Saved entries »

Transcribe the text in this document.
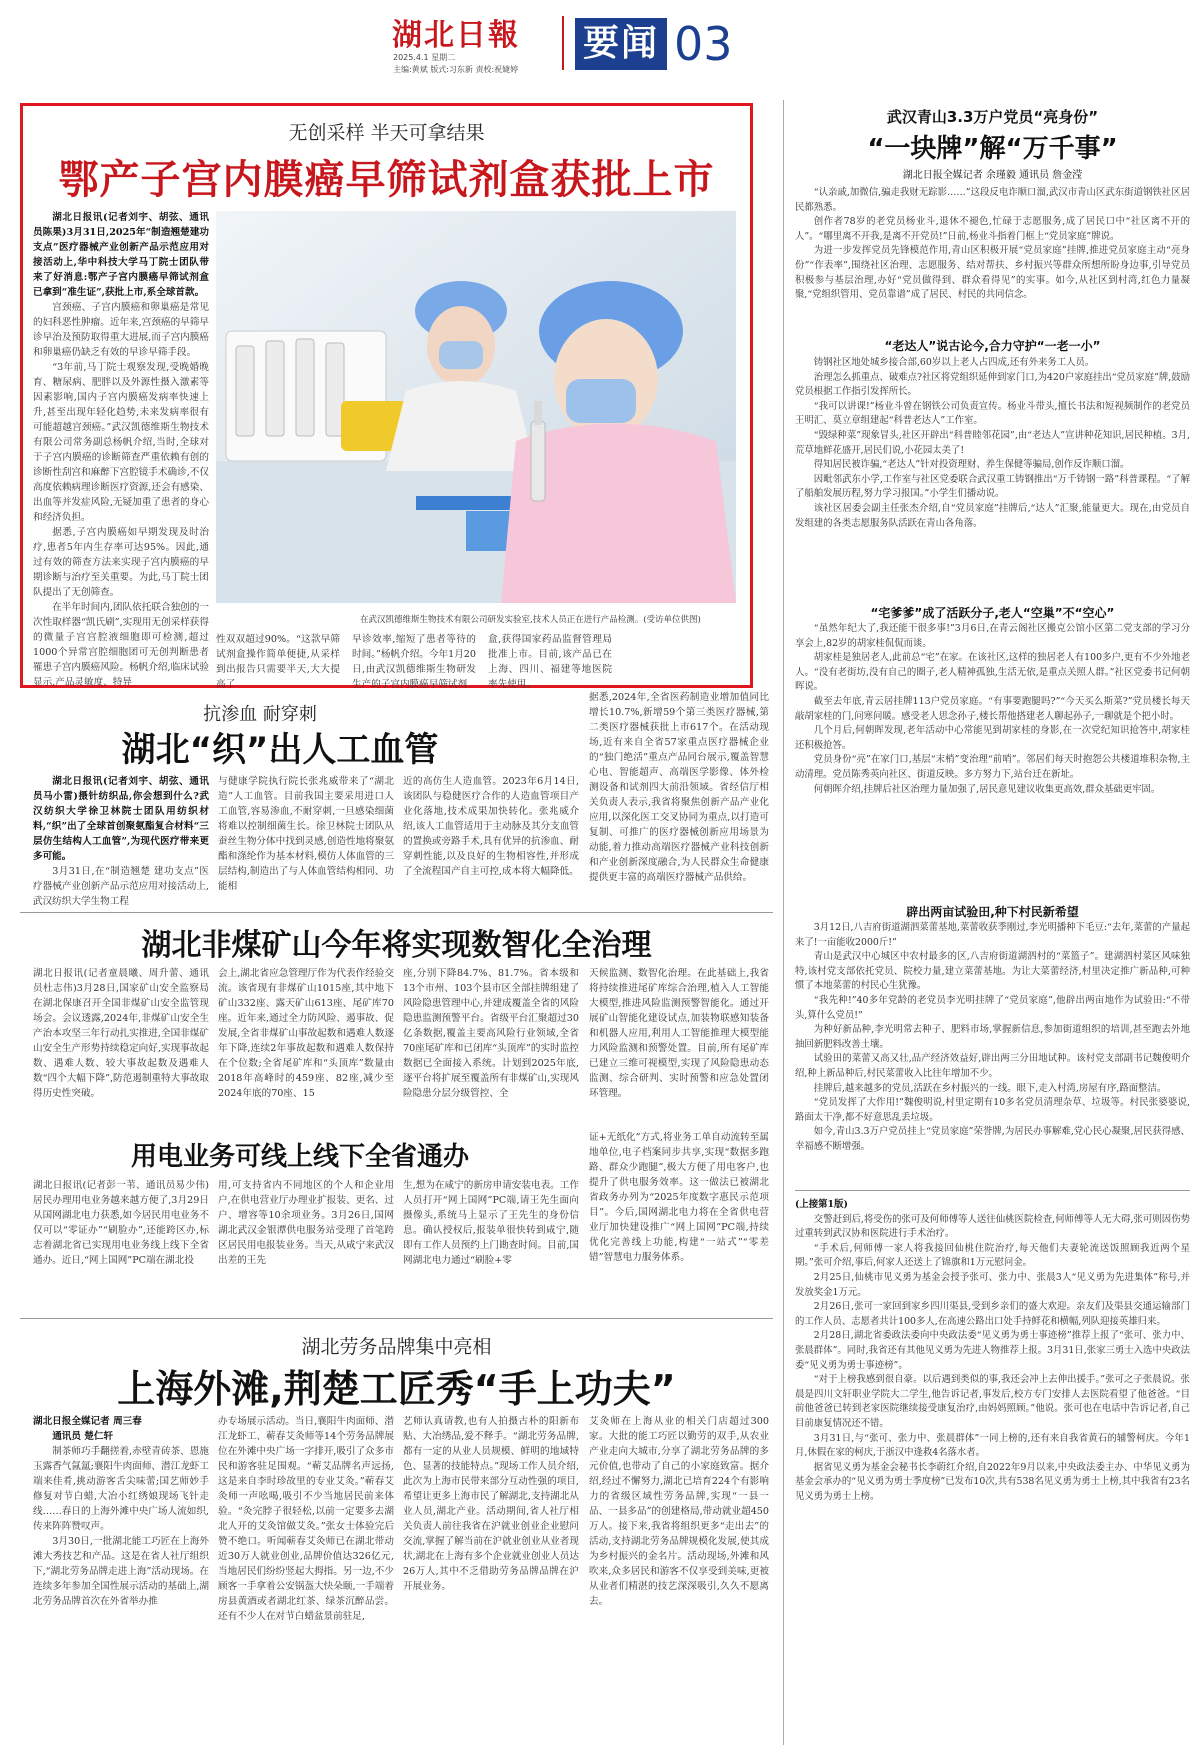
湖北日報
2025.4.1 星期二
主编:黄斌 版式:习东新 责校:祝婕婷
要闻 03
无创采样 半天可拿结果
鄂产子宫内膜癌早筛试剂盒获批上市

湖北日报讯(记者刘宇、胡弦、通讯员陈果)3月31日,2025年“制造翘楚建功支点”医疗器械产业创新产品示范应用对接活动上,华中科技大学马丁院士团队带来了好消息:鄂产子宫内膜癌早筛试剂盒已拿到“准生证”,获批上市,系全球首款。

宫颈癌、子宫内膜癌和卵巢癌是常见的妇科恶性肿瘤。近年来,宫颈癌的早筛早诊早治及预防取得重大进展,而子宫内膜癌和卵巢癌仍缺乏有效的早诊早筛手段。

“3年前,马丁院士观察发现,受晚婚晚育、糖尿病、肥胖以及外源性摄入激素等因素影响,国内子宫内膜癌发病率快速上升,甚至出现年轻化趋势,未来发病率很有可能超越宫颈癌。”武汉凯德维斯生物技术有限公司常务副总杨帆介绍,当时,全球对于子宫内膜癌的诊断筛查严重依赖有创的诊断性刮宫和麻醉下宫腔镜手术确诊,不仅高度依赖病理诊断医疗资源,还会有感染、出血等并发症风险,无疑加重了患者的身心和经济负担。

据悉,子宫内膜癌如早期发现及时治疗,患者5年内生存率可达95%。因此,通过有效的筛查方法来实现子宫内膜癌的早期诊断与治疗至关重要。为此,马丁院士团队提出了无创筛查。

在半年时间内,团队依托联合独创的一次性取样器“凯氏刷”,实现用无创采样获得的微量子宫宫腔液细胞即可检测,超过1000个异常宫腔细胞团可无创判断患者罹患子宫内膜癌风险。杨帆介绍,临床试验显示,产品灵敏度、特异

在武汉凯德维斯生物技术有限公司研发实验室,技术人员正在进行产品检测。(受访单位供图)
性双双超过90%。“这款早筛试剂盒操作简单便捷,从采样到出报告只需要半天,大大提高了
早诊效率,缩短了患者等待的时间。”杨帆介绍。今年1月20日,由武汉凯德维斯生物研发生产的子宫内膜癌早筛试剂
盒,获得国家药品监督管理局批准上市。目前,该产品已在上海、四川、福建等地医院率先使用。
抗渗血 耐穿刺
湖北“织”出人工血管

湖北日报讯(记者刘宇、胡弦、通讯员马小雷)摄针纺织品,你会想到什么?武汉纺织大学徐卫林院士团队用纺织材料,“织”出了全球首创聚氨酯复合材料“三层仿生结构人工血管”,为现代医疗带来更多可能。

3月31日,在“制造翘楚 建功支点”医疗器械产业创新产品示范应用对接活动上,武汉纺织大学生物工程

与健康学院执行院长张兆威带来了“湖北造”人工血管。目前我国主要采用进口人工血管,容易渗血,不耐穿刺,一旦感染细菌将难以控制细菌生长。徐卫林院士团队从蚕丝生物分体中找到灵感,创造性地将聚氨酯和涤纶作为基本材料,模仿人体血管的三层结构,制造出了与人体血管结构相同、功能相
近的高仿生人造血管。2023年6月14日,该团队与稳健医疗合作的人造血管项目产业化落地,技术成果加快转化。张兆威介绍,该人工血管适用于主动脉及其分支血管的置换或旁路手术,具有优异的抗渗血、耐穿刺性能,以及良好的生物相容性,并形成了全流程国产自主可控,成本将大幅降低。
据悉,2024年,全省医药制造业增加值同比增长10.7%,新增59个第三类医疗器械,第二类医疗器械获批上市617个。在活动现场,近有来自全省57家重点医疗器械企业的“独门绝活”重点产品同台展示,覆盖智慧心电、智能超声、高端医学影像、体外检测设备和试剂四大前沿领域。省经信厅相关负责人表示,我省将聚焦创新产品产业化应用,以深化医工交叉协同为重点,以打造可复制、可推广的医疗器械创新应用场景为动能,着力推动高端医疗器械产业科技创新和产业创新深度融合,为人民群众生命健康提供更丰富的高端医疗器械产品供给。
湖北非煤矿山今年将实现数智化全治理
湖北日报讯(记者童晨曦、周升蕾、通讯员杜志伟)3月28日,国家矿山安全监察局在湖北保康召开全国非煤矿山安全监管现场会。会议透露,2024年,非煤矿山安全生产治本攻坚三年行动扎实推进,全国非煤矿山安全生产形势持续稳定向好,实现事故起数、遇难人数、较大事故起数及遇难人数“四个大幅下降”,防范遏制重特大事故取得历史性突破。
会上,湖北省应急管理厅作为代表作经验交流。该省现有非煤矿山1015座,其中地下矿山332座、露天矿山613座、尾矿库70座。近年来,通过全力防风险、遏事故、促发展,全省非煤矿山事故起数和遇难人数逐年下降,连续2年事故起数和遇难人数保持在个位数;全省尾矿库和“头顶库”数量由2018年高峰时的459座、82座,减少至2024年底的70座、15
座,分别下降84.7%、81.7%。省本级和13个市州、103个县市区全部挂牌组建了风险隐患管理中心,并建成覆盖全省的风险隐患监测预警平台。省级平台汇聚超过30亿条数据,覆盖主要高风险行业领域,全省70座尾矿库和已闭库“头顶库”的实时监控数据已全面接入系统。计划到2025年底,逐平台将扩展至覆盖所有非煤矿山,实现风险隐患分层分级管控、全
天候监测、数智化治理。在此基础上,我省将持续推进尾矿库综合治理,植入人工智能大模型,推进风险监测预警智能化。通过开展矿山智能化建设试点,加装物联感知装备和机器人应用,利用人工智能推理大模型能力风险监测和预警处置。目前,所有尾矿库已建立三维可视模型,实现了风险隐患动态监测、综合研判、实时预警和应急处置闭环管理。
用电业务可线上线下全省通办
湖北日报讯(记者彭一苇、通讯员易少伟)居民办理用电业务越来越方便了,3月29日从国网湖北电力获悉,如今居民用电业务不仅可以“零证办”“刷脸办”,还能跨区办,标志着湖北省已实现用电业务线上线下全省通办。近日,“网上国网”PC端在湖北投
用,可支持省内不同地区的个人和企业用户,在供电营业厅办理业扩报装、更名、过户、增容等10余项业务。3月26日,国网湖北武汉金银潭供电服务站受理了首笔跨区居民用电报装业务。当天,从咸宁来武汉出差的王先
生,想为在咸宁的新房申请安装电表。工作人员打开“网上国网”PC端,请王先生面向摄像头,系统马上显示了王先生的身份信息。确认授权后,报装单很快转到咸宁,随即有工作人员预约上门勘查时间。目前,国网湖北电力通过“刷脸+零
证+无纸化”方式,将业务工单自动流转至属地单位,电子档案同步共享,实现“数据多跑路、群众少跑腿”,极大方便了用电客户,也提升了供电服务效率。这一做法已被湖北省政务办列为“2025年度数字惠民示范项目”。今后,国网湖北电力将在全省供电营业厅加快建设推广“网上国网”PC端,持续优化完善线上功能,构建“一站式”“零差错”智慧电力服务体系。
湖北劳务品牌集中亮相
上海外滩,荆楚工匠秀“手上功夫”
湖北日报全媒记者 周三春
通讯员 楚仁轩

制茶师巧手翻搓着,赤壁青砖茶、恩施玉露香气氤氲;襄阳牛肉面师、潜江龙虾工端来佳肴,挑动游客舌尖味蕾;国艺师妙手修复对节白蜡,大冶小红绣娘现场飞针走线……春日的上海外滩中央广场人流如织,传来阵阵赞叹声。

3月30日,一批湖北能工巧匠在上海外滩大秀技艺和产品。这是在省人社厅组织下,“湖北劳务品牌走进上海”活动现场。在连续多年参加全国性展示活动的基础上,湖北劳务品牌首次在外省举办推

办专场展示活动。当日,襄阳牛肉面师、潜江龙虾工、蕲春艾灸师等14个劳务品牌展位在外滩中央广场一字排开,吸引了众多市民和游客驻足围观。“蕲艾品牌名声远扬,这是来自李时珍故里的专业艾灸。”蕲春艾灸师一声吆喝,吸引不少当地居民前来体验。“灸完脖子很轻松,以前一定要多去湖北人开的艾灸馆做艾灸。”张女士体验完后赞不绝口。听闻蕲春艾灸师已在湖北带动近30万人就业创业,品牌价值达326亿元,当地居民们纷纷竖起大拇指。另一边,不少顾客一手拿着公安锅盔大快朵颐,一手端着房县黄酒或者湖北红茶、绿茶沉醉品尝。还有不少人在对节白蜡盆景前驻足,
艺师认真请教,也有人拍摄古朴的阳新布贴、大冶绣品,爱不释手。“湖北劳务品牌,都有一定的从业人员规模、鲜明的地域特色、显著的技能特点。”现场工作人员介绍,此次为上海市民带来部分互动性强的项目,希望让更多上海市民了解湖北,支持湖北从业人员,湖北产业。活动期间,省人社厅相关负责人前往我省在沪就业创业企业慰问交流,掌握了解当前在沪就业创业从业者现状,湖北在上海有多个企业就业创业人员达26万人,其中不乏借助劳务品牌品牌在沪开展业务。
艾灸师在上海从业的相关门店超过300家。大批的能工巧匠以勤劳的双手,从农业产业走向大城市,分享了湖北劳务品牌的多元价值,也带动了自己的小家庭致富。据介绍,经过不懈努力,湖北已培育224个有影响力的省级区域性劳务品牌,实现“一县一品、一县多品”的创建格局,带动就业超450万人。接下来,我省将组织更多“走出去”的活动,支持湖北劳务品牌规模化发展,使其成为乡村振兴的金名片。活动现场,外滩和风吹来,众多居民和游客不仅享受到美味,更被从业者们精湛的技艺深深吸引,久久不愿离去。
武汉青山3.3万户党员“亮身份”
“一块牌”解“万千事”
湖北日报全媒记者 余瑾毅 通讯员 詹金滢

“认亲戚,加微信,骗走我财无踪影……”这段反电诈顺口溜,武汉市青山区武东街道钢铁社区居民都熟悉。

创作者78岁的老党员杨业斗,退休不褪色,忙碌于志愿服务,成了居民口中“社区离不开的人”。“哪里离不开我,是离不开党员!”日前,杨业斗指着门框上“党员家庭”牌说。

为进一步发挥党员先锋模范作用,青山区积极开展“党员家庭”挂牌,推进党员家庭主动“亮身份”“作表率”,围绕社区治理、志愿服务、结对帮扶、乡村振兴等群众所想所盼身边事,引导党员积极参与基层治理,办好“党员做得到、群众看得见”的实事。如今,从社区到村湾,红色力量凝聚,“党组织管用、党员靠谱”成了居民、村民的共同信念。

“老达人”说古论今,合力守护“一老一小”

铸钢社区地处城乡接合部,60岁以上老人占四成,还有外来务工人员。

治理怎么抓重点、破难点?社区将党组织延伸到家门口,为420户家庭挂出“党员家庭”牌,鼓励党员根据工作指引发挥所长。

“我可以讲课!”杨业斗曾在钢铁公司负责宣传。杨业斗带头,擅长书法和短视频制作的老党员王明汇、莫立章组建起“科普老达人”工作室。

“毁绿种菜”现象冒头,社区开辟出“科普睦邻花园”,由“老达人”宣讲种花知识,居民种植。3月,荒草地鲜花盛开,居民们说,小花园太美了!

得知居民被诈骗,“老达人”针对投资理财、养生保健等骗局,创作反诈顺口溜。

因毗邻武东小学,工作室与社区党委联合武汉重工铸钢推出“万千铸钢一路”科普课程。“了解了船舶发展历程,努力学习报国。”小学生们播动说。

该社区居委会副主任张杰介绍,自“党员家庭”挂牌后,“达人”汇聚,能量更大。现在,由党员自发组建的各类志愿服务队活跃在青山各角落。

“宅爹爹”成了活跃分子,老人“空巢”不“空心”

“虽然年纪大了,我还能干很多事!”3月6日,在青云阁社区搬克公馆小区第二党支部的学习分享会上,82岁的胡家桂侃侃而谈。

胡家桂是独居老人,此前总“宅”在家。在该社区,这样的独居老人有100多户,更有不少外地老人。“没有老街坊,没有自己的圈子,老人精神孤独,生活无依,是重点关照人群。”社区党委书记何朝晖说。

截至去年底,青云居挂牌113户党员家庭。“有事要跑腿吗?”“今天买么斯菜?”党员楼长每天敲胡家桂的门,问寒问暖。感受老人思念孙子,楼长帮他搭建老人聊起孙子,一聊就是个把小时。

几个月后,何朝晖发现,老年活动中心常能见到胡家桂的身影,在一次党纪知识抢答中,胡家桂还积极抢答。

党员身份“亮”在家门口,基层“末梢”变治理“前哨”。邻居们每天时抱怨公共楼道堆积杂物,主动清理。党员陈秀英向社区、街道反映。多方努力下,站台迁在新址。

何朝晖介绍,挂牌后社区治理力量加强了,居民意见建议收集更高效,群众基础更牢固。

辟出两亩试验田,种下村民新希望

3月12日,八吉府街道湖泗菜蕾基地,菜蕾收获季刚过,李光明播种下毛豆:“去年,菜蕾的产量起来了!一亩能收2000斤!”

青山是武汉中心城区中农村最多的区,八吉府街道湖泗村的“菜篮子”。建湖泗村菜区风味独特,该村党支部依托党员、院校力量,建立菜蕾基地。为让大菜蕾经济,村里决定推广新品种,可种惯了本地菜蕾的村民心生犹豫。

“我先种!”40多年党龄的老党员李光明挂牌了“党员家庭”,他辟出两亩地作为试验田:“不带头,算什么党员!”

为种好新品种,李光明常去种子、肥料市场,掌握新信息,参加街道组织的培训,甚至跑去外地抽回新肥料改善土壤。

试验田的菜蕾又高又壮,品产经济效益好,辟出两三分田地试种。该村党支部副书记魏俊明介绍,种上新品种后,村民菜蕾收入比往年增加不少。

挂牌后,越来越多的党员,活跃在乡村振兴的一线。眼下,走入村湾,房屋有序,路面整洁。

“党员发挥了大作用!”魏俊明说,村里定期有10多名党员清理杂草、垃圾等。村民张婆婆说,路面太干净,都不好意思乱丢垃圾。

如今,青山3.3万户党员挂上“党员家庭”荣誉牌,为居民办事解难,党心民心凝聚,居民获得感、幸福感不断增强。

(上接第1版)

交警赶到后,将受伤的张可及何师傅等人送往仙桃医院检查,何师傅等人无大碍,张可则因伤势过重转到武汉协和医院进行手术治疗。

“手术后,何师傅一家人将我接回仙桃住院治疗,每天他们夫妻轮流送饭照顾我近两个星期。”张可介绍,事后,何家人还送上了锦旗和1万元慰问金。

2月25日,仙桃市见义勇为基金会授予张可、张力中、张晨3人“见义勇为先进集体”称号,并发放奖金1万元。

2月26日,张可一家回到家乡四川渠县,受到乡亲们的盛大欢迎。亲友们及渠县交通运输部门的工作人员、志愿者共计100多人,在高速公路出口处手持鲜花和横幅,列队迎接英雄归来。

2月28日,湖北省委政法委向中央政法委“见义勇为勇士事迹榜”推荐上报了“张可、张力中、张晨群体”。同时,我省还有其他见义勇为先进人物推荐上报。3月31日,张家三勇士入选中央政法委“见义勇为勇士事迹榜”。

“对于上榜我感到很自豪。以后遇到类似的事,我还会冲上去伸出援手。”张可之子张晨说。张晨是四川文轩职业学院大二学生,他告诉记者,事发后,校方专门安排人去医院看望了他爸爸。“目前他爸爸已转到老家医院继续接受康复治疗,由妈妈照顾。”他说。张可也在电话中告诉记者,自己目前康复情况还不错。

3月31日,与“张可、张力中、张晨群体”一同上榜的,还有来自我省黄石的辅警柯庆。今年1月,休假在家的柯庆,于浙汉中逢救4名落水者。

据省见义勇为基金会秘书长李蔚红介绍,自2022年9月以来,中央政法委主办、中华见义勇为基金会承办的“见义勇为勇士季度榜”已发布10次,共有538名见义勇为勇士上榜,其中我省有23名见义勇为勇士上榜。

TASK OBJECTIVE » Every line holding "医疗器械产业创新产品示范应用对接活动上" should be copied out.

EXERCISE RESULT »
湖北日报讯(记者刘宇、胡弦、通讯员陈果)3月31日,2025年“制造翘楚建功支点”医疗器械产业创新产品示范应用对接活动上,华中科技大学马丁院士团队带来了好消息:鄂产子宫内膜癌早筛试剂盒已拿到“准生证”,获批上市,系全球首款。
3月31日,在“制造翘楚 建功支点”医疗器械产业创新产品示范应用对接活动上,武汉纺织大学生物工程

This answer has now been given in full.